• [WRITTEN INSTRUCTION] Copy these rows out word for word.

----------

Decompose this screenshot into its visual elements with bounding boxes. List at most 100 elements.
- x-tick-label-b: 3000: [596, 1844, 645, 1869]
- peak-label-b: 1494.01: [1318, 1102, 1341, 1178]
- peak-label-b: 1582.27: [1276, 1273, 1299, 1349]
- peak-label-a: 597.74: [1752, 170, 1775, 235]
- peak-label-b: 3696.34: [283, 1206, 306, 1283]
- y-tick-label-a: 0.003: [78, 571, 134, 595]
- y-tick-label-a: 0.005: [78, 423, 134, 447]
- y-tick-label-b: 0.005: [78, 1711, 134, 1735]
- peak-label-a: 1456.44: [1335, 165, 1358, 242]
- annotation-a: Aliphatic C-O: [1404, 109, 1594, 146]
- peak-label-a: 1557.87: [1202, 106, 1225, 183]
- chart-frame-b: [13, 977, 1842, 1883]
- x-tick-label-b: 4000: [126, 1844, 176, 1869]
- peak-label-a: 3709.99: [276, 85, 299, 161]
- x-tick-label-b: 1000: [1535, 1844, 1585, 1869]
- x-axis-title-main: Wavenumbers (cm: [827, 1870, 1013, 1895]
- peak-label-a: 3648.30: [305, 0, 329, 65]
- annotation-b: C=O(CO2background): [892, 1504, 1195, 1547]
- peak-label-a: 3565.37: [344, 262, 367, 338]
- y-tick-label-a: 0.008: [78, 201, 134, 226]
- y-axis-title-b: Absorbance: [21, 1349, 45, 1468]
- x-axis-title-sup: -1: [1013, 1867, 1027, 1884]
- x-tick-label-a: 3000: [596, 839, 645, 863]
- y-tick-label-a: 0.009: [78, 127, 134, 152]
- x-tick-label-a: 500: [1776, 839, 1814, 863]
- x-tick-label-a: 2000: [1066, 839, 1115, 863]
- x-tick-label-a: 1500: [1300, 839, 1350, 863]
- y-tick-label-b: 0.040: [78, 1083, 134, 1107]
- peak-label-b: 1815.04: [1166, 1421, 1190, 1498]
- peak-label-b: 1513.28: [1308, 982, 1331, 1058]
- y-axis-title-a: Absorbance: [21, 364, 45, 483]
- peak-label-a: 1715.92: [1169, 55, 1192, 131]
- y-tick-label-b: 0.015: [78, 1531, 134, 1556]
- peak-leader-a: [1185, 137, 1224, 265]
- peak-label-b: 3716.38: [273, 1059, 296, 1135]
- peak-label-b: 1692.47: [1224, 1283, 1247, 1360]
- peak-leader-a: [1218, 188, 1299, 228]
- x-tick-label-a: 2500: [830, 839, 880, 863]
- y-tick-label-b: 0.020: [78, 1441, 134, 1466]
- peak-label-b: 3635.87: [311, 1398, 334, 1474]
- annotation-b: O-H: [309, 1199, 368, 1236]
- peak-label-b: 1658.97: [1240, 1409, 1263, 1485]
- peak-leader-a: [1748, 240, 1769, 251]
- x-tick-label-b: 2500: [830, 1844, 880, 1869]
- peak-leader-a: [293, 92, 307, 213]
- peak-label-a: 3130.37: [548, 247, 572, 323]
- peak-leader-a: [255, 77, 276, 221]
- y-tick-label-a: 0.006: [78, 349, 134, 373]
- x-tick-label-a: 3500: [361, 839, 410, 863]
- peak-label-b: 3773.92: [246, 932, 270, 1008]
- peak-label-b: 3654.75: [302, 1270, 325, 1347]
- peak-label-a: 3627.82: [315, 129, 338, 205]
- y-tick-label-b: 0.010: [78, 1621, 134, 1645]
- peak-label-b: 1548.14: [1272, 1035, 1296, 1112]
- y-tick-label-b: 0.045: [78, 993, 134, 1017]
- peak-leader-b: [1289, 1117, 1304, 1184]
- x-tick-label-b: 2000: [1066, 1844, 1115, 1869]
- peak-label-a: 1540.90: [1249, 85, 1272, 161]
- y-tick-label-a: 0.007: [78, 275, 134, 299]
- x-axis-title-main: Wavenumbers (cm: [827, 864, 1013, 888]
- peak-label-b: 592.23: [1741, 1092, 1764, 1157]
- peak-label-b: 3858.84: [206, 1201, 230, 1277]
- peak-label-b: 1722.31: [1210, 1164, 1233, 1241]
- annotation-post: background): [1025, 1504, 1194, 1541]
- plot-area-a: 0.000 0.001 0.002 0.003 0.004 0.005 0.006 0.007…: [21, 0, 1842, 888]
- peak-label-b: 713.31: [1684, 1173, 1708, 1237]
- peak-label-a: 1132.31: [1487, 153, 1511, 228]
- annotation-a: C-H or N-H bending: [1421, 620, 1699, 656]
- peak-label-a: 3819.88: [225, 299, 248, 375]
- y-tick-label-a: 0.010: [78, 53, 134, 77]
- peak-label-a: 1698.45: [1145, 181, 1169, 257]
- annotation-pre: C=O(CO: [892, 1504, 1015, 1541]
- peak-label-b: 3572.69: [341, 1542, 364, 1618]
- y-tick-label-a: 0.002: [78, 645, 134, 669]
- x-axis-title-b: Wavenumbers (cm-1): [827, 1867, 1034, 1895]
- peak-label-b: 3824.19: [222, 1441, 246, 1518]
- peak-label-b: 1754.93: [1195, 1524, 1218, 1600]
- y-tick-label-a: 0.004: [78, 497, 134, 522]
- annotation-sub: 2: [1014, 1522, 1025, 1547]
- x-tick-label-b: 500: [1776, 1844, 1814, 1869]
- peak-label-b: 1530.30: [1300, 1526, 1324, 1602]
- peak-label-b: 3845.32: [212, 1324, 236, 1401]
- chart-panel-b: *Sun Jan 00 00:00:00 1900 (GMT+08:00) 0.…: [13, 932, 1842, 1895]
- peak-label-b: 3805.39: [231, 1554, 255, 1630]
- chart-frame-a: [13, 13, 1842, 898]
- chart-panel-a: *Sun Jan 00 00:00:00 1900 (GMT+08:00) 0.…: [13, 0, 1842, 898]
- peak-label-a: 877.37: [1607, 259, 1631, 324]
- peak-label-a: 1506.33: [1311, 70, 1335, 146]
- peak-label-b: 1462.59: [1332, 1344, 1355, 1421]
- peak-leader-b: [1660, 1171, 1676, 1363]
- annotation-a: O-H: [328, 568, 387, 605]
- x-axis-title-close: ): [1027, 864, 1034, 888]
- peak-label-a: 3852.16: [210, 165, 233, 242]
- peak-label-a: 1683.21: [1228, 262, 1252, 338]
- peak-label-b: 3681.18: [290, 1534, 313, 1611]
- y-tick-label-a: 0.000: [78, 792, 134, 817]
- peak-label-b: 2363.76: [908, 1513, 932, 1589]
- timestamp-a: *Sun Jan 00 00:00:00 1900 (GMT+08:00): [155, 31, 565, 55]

----------

• [RIGHT ANSWER]
Decompose this screenshot into its visual elements with bounding boxes. List at most 100 elements.
- x-tick-label-b: 3000: [596, 1844, 645, 1869]
- peak-label-b: 1494.01: [1318, 1102, 1341, 1178]
- peak-label-b: 1582.27: [1276, 1273, 1299, 1349]
- peak-label-a: 597.74: [1752, 170, 1775, 235]
- peak-label-b: 3696.34: [283, 1206, 306, 1283]
- y-tick-label-a: 0.003: [78, 571, 134, 595]
- y-tick-label-a: 0.005: [78, 423, 134, 447]
- y-tick-label-b: 0.005: [78, 1711, 134, 1735]
- peak-label-a: 1456.44: [1335, 165, 1358, 242]
- annotation-a: Aliphatic C-O: [1404, 109, 1594, 146]
- peak-label-a: 1557.87: [1202, 106, 1225, 183]
- chart-frame-b: [13, 977, 1842, 1883]
- x-tick-label-b: 4000: [126, 1844, 176, 1869]
- peak-label-a: 3709.99: [276, 85, 299, 161]
- x-tick-label-b: 1000: [1535, 1844, 1585, 1869]
- x-axis-title-main: Wavenumbers (cm: [827, 1870, 1013, 1895]
- peak-label-a: 3648.30: [305, 0, 329, 65]
- annotation-b: C=O(CO2background): [892, 1504, 1195, 1547]
- peak-label-a: 3565.37: [344, 262, 367, 338]
- y-tick-label-a: 0.008: [78, 201, 134, 226]
- y-axis-title-b: Absorbance: [21, 1349, 45, 1468]
- x-axis-title-sup: -1: [1013, 1867, 1027, 1884]
- x-tick-label-a: 3000: [596, 839, 645, 863]
- y-tick-label-a: 0.009: [78, 127, 134, 152]
- x-tick-label-a: 500: [1776, 839, 1814, 863]
- x-tick-label-a: 2000: [1066, 839, 1115, 863]
- x-tick-label-a: 1500: [1300, 839, 1350, 863]
- y-tick-label-b: 0.040: [78, 1083, 134, 1107]
- peak-label-b: 1815.04: [1166, 1421, 1190, 1498]
- peak-label-b: 1513.28: [1308, 982, 1331, 1058]
- y-axis-title-a: Absorbance: [21, 364, 45, 483]
- peak-label-a: 1715.92: [1169, 55, 1192, 131]
- y-tick-label-b: 0.015: [78, 1531, 134, 1556]
- peak-leader-a: [1185, 137, 1224, 265]
- peak-label-b: 3716.38: [273, 1059, 296, 1135]
- peak-label-b: 1692.47: [1224, 1283, 1247, 1360]
- peak-leader-a: [1218, 188, 1299, 228]
- x-tick-label-a: 2500: [830, 839, 880, 863]
- y-tick-label-b: 0.020: [78, 1441, 134, 1466]
- peak-label-b: 3635.87: [311, 1398, 334, 1474]
- annotation-b: O-H: [309, 1199, 368, 1236]
- peak-label-b: 1658.97: [1240, 1409, 1263, 1485]
- peak-leader-a: [1748, 240, 1769, 251]
- x-tick-label-b: 2500: [830, 1844, 880, 1869]
- peak-leader-a: [293, 92, 307, 213]
- peak-label-a: 3130.37: [548, 247, 572, 323]
- peak-leader-a: [255, 77, 276, 221]
- y-tick-label-a: 0.006: [78, 349, 134, 373]
- x-tick-label-a: 3500: [361, 839, 410, 863]
- peak-label-b: 3773.92: [246, 932, 270, 1008]
- peak-label-b: 3654.75: [302, 1270, 325, 1347]
- peak-label-a: 3627.82: [315, 129, 338, 205]
- y-tick-label-b: 0.010: [78, 1621, 134, 1645]
- peak-label-b: 1548.14: [1272, 1035, 1296, 1112]
- y-tick-label-b: 0.045: [78, 993, 134, 1017]
- peak-leader-b: [1289, 1117, 1304, 1184]
- x-tick-label-b: 2000: [1066, 1844, 1115, 1869]
- peak-label-a: 1540.90: [1249, 85, 1272, 161]
- y-tick-label-a: 0.007: [78, 275, 134, 299]
- x-axis-title-main: Wavenumbers (cm: [827, 864, 1013, 888]
- peak-label-b: 592.23: [1741, 1092, 1764, 1157]
- peak-label-b: 3858.84: [206, 1201, 230, 1277]
- peak-label-b: 1722.31: [1210, 1164, 1233, 1241]
- annotation-post: background): [1025, 1504, 1194, 1541]
- plot-area-a: 0.000 0.001 0.002 0.003 0.004 0.005 0.006 0.007…: [21, 0, 1842, 888]
- peak-label-b: 713.31: [1684, 1173, 1708, 1237]
- peak-label-a: 1132.31: [1487, 153, 1511, 228]
- annotation-a: C-H or N-H bending: [1421, 620, 1699, 656]
- peak-label-a: 3819.88: [225, 299, 248, 375]
- y-tick-label-a: 0.010: [78, 53, 134, 77]
- peak-label-a: 1698.45: [1145, 181, 1169, 257]
- annotation-pre: C=O(CO: [892, 1504, 1015, 1541]
- peak-label-b: 3572.69: [341, 1542, 364, 1618]
- y-tick-label-a: 0.002: [78, 645, 134, 669]
- x-axis-title-b: Wavenumbers (cm-1): [827, 1867, 1034, 1895]
- peak-label-b: 3824.19: [222, 1441, 246, 1518]
- peak-label-b: 1754.93: [1195, 1524, 1218, 1600]
- y-tick-label-a: 0.004: [78, 497, 134, 522]
- annotation-sub: 2: [1014, 1522, 1025, 1547]
- x-tick-label-b: 500: [1776, 1844, 1814, 1869]
- peak-label-b: 1530.30: [1300, 1526, 1324, 1602]
- peak-label-b: 3845.32: [212, 1324, 236, 1401]
- chart-panel-b: *Sun Jan 00 00:00:00 1900 (GMT+08:00) 0.…: [13, 932, 1842, 1895]
- peak-label-b: 3805.39: [231, 1554, 255, 1630]
- chart-frame-a: [13, 13, 1842, 898]
- chart-panel-a: *Sun Jan 00 00:00:00 1900 (GMT+08:00) 0.…: [13, 0, 1842, 898]
- peak-label-a: 877.37: [1607, 259, 1631, 324]
- peak-label-a: 1506.33: [1311, 70, 1335, 146]
- peak-label-b: 1462.59: [1332, 1344, 1355, 1421]
- peak-leader-b: [1660, 1171, 1676, 1363]
- annotation-a: O-H: [328, 568, 387, 605]
- x-axis-title-close: ): [1027, 864, 1034, 888]
- peak-label-a: 3852.16: [210, 165, 233, 242]
- peak-label-a: 1683.21: [1228, 262, 1252, 338]
- peak-label-b: 3681.18: [290, 1534, 313, 1611]
- y-tick-label-a: 0.000: [78, 792, 134, 817]
- peak-label-b: 2363.76: [908, 1513, 932, 1589]
- timestamp-a: *Sun Jan 00 00:00:00 1900 (GMT+08:00): [155, 31, 565, 55]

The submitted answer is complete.